▶ _Extrait_:
Certains de ces groupes disposent de quelques moyens antiaériens, comme ces
voleurs de bétails qui ont abattu un hélicoptère de la police kenyane en 1996
ou ceux qui ont lancés deux missiles SA-7 contre un avion israélien à Monbasa
en 2001 [1]. D’autres utilisent des avions légers pour s’approvisionner ou
parfois se déplacer. Certaines enfin, comme les forces du général Nkunda dans
l’Est RDC disposent de matériels lourds, en l’occurrence quelques T-55 et
pièces d’artillerie. Elles ne disposent cependant pas pour l’instant de moyens
antiaériens et antichars modernes et ne constituent donc pas de
techno-guérillas, à l’instar du Hezbollah, du Hamas ou de l’Etat islamique [2].
Ces forces sont de motivation et de qualité tactique variable mais elles sont
souvent très mobiles, difficiles à déceler dans des milieux difficiles ou
densément peuplés et parfois capables de manœuvres efficaces de raids ou
d’embuscade.
Défis et
contraintes
La plupart des Etats africains manquent de forces adaptées pour faire face
à ces menaces. Les ressources financières sont faibles, le total des budgets de
défense de l’ensemble des pays d’Afrique subsaharienne est inférieur au seul
budget de défense de la France. Trois d’entre eux seulement disposent de budgets
dépassant l’équivalent d’un milliard d’euros. Il s’agit donc d’assurer la
sécurité de pays peuplés en moyenne de 20 millions d’habitants, avec des
budgets de police et de défense de l’ordre de quelques centaines de millions
d’euros.
Cette contrainte financière fait que les forces ne peuvent y être organisées
et surtout équipées de la même façon que dans les armées à haute densité
technologique des grandes puissances militaires. Ces armées, particulièrement
européennes et américaine, sont fondamentalement conçues pour des affrontements
interétatiques et poussées vers toujours plus de couteuses densité
technologique au prix le plus souvent d’une perte de masse. Le coût d’emploi
des 3 500 hommes de la force française Barkhane au Sahel a été presque équivalent en
2015 à celui des budgets de défense des cinq Etats dans lesquels elle est
déployée. Cette force qui est un grand complexe de reconnaissance-frappes
(et les raids terrestres ou aéromobiles sont des formes de frappes) exerce une
pression utile sur les groupes armés djihadistes en empêchant les
concentrations de force mais elle ne contrôle pas le terrain, n’empêche pas les
infiltrations et les attaques sur la population ou les forces locales. Le
rapport coût d’emploi/combattant ennemi (un tous les deux jours en moyenne) y est
de l’ordre d’un million d’euros pour un.
Une armée africaine ne peut être organisée de cette manière et doit fonctionner
de manière plus efficiente, ce qui peut par ailleurs, à la manière de
l’ « innovation jugaad » des pays émergents, peut également être
en retour une excellente source d’inspiration pour des armées comme celles de
la France [3].

▶ _Lignes_:
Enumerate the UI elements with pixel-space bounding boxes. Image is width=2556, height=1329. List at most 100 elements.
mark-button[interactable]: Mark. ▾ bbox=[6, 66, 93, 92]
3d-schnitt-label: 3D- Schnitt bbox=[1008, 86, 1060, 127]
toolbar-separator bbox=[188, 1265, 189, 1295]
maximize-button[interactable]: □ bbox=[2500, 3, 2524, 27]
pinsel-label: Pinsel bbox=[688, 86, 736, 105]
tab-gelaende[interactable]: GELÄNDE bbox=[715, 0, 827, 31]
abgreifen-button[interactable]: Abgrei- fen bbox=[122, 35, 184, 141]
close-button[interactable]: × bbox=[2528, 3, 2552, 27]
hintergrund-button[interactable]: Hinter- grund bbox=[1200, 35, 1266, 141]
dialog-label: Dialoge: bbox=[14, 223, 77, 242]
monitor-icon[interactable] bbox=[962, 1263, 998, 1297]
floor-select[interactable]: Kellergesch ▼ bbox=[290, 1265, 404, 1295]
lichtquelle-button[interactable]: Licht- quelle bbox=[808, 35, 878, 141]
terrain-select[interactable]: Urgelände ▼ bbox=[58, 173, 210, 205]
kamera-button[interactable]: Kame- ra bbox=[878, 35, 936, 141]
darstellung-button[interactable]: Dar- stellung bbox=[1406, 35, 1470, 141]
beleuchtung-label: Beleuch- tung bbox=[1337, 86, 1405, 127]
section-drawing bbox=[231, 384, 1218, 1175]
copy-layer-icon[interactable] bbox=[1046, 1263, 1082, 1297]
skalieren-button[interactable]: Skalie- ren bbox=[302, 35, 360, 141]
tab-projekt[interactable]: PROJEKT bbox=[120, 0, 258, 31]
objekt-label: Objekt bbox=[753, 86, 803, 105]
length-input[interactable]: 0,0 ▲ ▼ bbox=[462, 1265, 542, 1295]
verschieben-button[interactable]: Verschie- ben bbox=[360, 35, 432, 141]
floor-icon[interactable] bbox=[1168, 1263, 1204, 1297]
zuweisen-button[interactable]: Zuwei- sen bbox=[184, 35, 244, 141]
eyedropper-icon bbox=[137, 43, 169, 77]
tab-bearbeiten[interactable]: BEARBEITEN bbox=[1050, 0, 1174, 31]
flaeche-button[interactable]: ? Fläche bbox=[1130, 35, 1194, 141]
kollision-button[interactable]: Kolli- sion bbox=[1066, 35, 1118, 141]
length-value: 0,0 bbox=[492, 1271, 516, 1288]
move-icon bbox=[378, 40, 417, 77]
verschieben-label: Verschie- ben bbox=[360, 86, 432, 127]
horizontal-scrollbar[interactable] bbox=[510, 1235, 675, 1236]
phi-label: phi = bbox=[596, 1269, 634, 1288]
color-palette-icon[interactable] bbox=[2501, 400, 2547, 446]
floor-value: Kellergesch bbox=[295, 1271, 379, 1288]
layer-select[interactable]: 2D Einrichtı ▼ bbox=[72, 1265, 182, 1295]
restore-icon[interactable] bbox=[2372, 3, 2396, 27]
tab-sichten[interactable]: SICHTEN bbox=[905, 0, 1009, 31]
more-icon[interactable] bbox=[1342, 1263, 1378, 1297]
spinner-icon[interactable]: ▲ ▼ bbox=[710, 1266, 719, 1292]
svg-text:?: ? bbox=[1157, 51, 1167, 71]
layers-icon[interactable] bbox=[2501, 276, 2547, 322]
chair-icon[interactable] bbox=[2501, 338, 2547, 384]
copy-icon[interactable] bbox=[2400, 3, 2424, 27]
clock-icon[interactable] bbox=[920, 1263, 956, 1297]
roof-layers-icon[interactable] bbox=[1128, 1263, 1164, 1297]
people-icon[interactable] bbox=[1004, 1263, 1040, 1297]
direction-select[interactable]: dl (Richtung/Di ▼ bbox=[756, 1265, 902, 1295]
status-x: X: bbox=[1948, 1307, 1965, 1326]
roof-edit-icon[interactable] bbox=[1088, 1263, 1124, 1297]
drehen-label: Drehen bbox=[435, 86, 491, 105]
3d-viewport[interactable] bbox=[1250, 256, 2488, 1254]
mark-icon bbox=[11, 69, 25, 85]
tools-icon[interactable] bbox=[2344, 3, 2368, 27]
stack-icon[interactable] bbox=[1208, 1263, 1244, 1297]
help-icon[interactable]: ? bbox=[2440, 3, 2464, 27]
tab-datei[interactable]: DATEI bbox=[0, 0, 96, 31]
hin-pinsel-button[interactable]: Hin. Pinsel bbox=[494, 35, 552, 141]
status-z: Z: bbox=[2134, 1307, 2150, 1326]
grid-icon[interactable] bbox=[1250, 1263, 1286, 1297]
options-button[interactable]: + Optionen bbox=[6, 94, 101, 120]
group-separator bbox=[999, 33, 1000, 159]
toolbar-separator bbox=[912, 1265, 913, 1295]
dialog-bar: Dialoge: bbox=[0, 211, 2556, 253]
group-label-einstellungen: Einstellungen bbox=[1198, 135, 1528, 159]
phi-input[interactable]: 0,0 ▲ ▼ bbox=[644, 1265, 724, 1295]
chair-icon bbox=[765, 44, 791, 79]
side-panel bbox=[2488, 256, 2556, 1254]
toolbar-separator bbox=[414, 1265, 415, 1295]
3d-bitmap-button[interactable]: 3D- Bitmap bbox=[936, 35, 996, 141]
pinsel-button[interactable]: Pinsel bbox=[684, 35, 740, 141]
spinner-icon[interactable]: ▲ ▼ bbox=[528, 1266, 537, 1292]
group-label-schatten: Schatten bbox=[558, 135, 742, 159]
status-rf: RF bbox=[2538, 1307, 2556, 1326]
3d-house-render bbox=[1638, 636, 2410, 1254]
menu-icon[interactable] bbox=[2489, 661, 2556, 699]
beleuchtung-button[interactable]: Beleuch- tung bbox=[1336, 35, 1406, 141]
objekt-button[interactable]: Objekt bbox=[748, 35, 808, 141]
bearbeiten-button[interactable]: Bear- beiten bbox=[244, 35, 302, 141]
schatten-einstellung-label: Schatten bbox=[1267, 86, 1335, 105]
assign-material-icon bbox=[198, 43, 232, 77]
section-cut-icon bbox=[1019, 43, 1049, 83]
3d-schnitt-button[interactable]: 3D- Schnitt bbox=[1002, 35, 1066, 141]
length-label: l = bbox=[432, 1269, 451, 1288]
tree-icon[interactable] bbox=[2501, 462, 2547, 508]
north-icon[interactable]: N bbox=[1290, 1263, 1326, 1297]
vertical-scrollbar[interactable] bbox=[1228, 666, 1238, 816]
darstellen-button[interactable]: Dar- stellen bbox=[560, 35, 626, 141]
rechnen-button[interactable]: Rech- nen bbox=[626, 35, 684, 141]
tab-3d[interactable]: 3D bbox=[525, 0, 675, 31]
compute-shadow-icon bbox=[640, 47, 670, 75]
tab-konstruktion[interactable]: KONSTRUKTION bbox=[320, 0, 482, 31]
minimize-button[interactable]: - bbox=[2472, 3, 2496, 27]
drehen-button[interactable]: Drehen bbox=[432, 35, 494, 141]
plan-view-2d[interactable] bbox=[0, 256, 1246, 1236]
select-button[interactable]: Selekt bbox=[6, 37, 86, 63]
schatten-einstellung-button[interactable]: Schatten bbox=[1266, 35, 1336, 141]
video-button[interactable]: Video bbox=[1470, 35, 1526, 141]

▶ _Consigne 1_: Recopiez mot pour mot l'extrait sur les armées africaines, en commençant par « Ces forces sont » et en allant jusqu'à « d’embuscade. ».
▶ _Consigne 2_: D'après l'extrait sur les armées africaines, combien de pays d'Afrique subsaharienne ont un budget de défense supérieur à l'équivalent d'un milliard d'euros ?
▶ _Consigne 3_: Résumez en deux phrases l'extrait sur les armées africaines.

▶ _Réponse 1_:
Ces forces sont de motivation et de qualité tactique variable mais elles sont
souvent très mobiles, difficiles à déceler dans des milieux difficiles ou
densément peuplés et parfois capables de manœuvres efficaces de raids ou
d’embuscade.

▶ _Réponse 2_: Trois pays seulement.

▶ _Réponse 3_: La plupart des États africains manquent de forces adaptées face aux menaces des groupes armés, car leurs ressources financières sont faibles : le total des budgets de défense d'Afrique subsaharienne est inférieur au seul budget de défense de la France. Leurs armées ne peuvent donc pas être organisées et équipées comme celles, à haute densité technologique, des grandes puissances militaires, et doivent fonctionner de manière plus efficiente.